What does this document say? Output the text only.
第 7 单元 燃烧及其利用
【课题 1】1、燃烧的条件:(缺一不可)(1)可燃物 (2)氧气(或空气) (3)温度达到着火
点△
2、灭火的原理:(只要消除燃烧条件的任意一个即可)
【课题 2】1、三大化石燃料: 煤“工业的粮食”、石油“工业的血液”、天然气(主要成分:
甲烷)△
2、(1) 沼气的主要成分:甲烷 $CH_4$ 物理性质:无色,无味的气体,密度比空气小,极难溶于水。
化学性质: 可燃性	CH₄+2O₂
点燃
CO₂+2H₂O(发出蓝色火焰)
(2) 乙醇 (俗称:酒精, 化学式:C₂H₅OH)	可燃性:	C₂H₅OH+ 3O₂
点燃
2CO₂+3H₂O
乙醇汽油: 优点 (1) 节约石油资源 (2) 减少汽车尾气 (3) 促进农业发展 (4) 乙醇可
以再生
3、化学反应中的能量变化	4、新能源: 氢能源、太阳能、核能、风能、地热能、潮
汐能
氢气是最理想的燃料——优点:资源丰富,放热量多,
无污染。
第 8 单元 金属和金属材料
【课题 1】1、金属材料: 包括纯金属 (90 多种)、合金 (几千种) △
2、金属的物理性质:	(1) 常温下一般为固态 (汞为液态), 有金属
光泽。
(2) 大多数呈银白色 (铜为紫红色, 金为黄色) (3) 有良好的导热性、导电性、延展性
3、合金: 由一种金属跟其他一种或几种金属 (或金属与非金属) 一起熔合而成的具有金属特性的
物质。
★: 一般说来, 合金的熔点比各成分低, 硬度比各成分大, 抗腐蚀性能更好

▶ What the task asks
Retype the whole listing, matching it exactly.

▶ Exercise answer
What does this document say? Output the text only.
第 7 单元 燃烧及其利用
【课题 1】1、燃烧的条件:(缺一不可)(1)可燃物 (2)氧气(或空气) (3)温度达到着火
点△
2、灭火的原理:(只要消除燃烧条件的任意一个即可)
【课题 2】1、三大化石燃料: 煤“工业的粮食”、石油“工业的血液”、天然气(主要成分:
甲烷)△
2、(1) 沼气的主要成分:甲烷 $CH_4$ 物理性质:无色,无味的气体,密度比空气小,极难溶于水。
化学性质: 可燃性	CH₄+2O₂
点燃
CO₂+2H₂O(发出蓝色火焰)
(2) 乙醇 (俗称:酒精, 化学式:C₂H₅OH)	可燃性:	C₂H₅OH+ 3O₂
点燃
2CO₂+3H₂O
乙醇汽油: 优点 (1) 节约石油资源 (2) 减少汽车尾气 (3) 促进农业发展 (4) 乙醇可
以再生
3、化学反应中的能量变化	4、新能源: 氢能源、太阳能、核能、风能、地热能、潮
汐能
氢气是最理想的燃料——优点:资源丰富,放热量多,
无污染。
第 8 单元 金属和金属材料
【课题 1】1、金属材料: 包括纯金属 (90 多种)、合金 (几千种) △
2、金属的物理性质:	(1) 常温下一般为固态 (汞为液态), 有金属
光泽。
(2) 大多数呈银白色 (铜为紫红色, 金为黄色) (3) 有良好的导热性、导电性、延展性
3、合金: 由一种金属跟其他一种或几种金属 (或金属与非金属) 一起熔合而成的具有金属特性的
物质。
★: 一般说来, 合金的熔点比各成分低, 硬度比各成分大, 抗腐蚀性能更好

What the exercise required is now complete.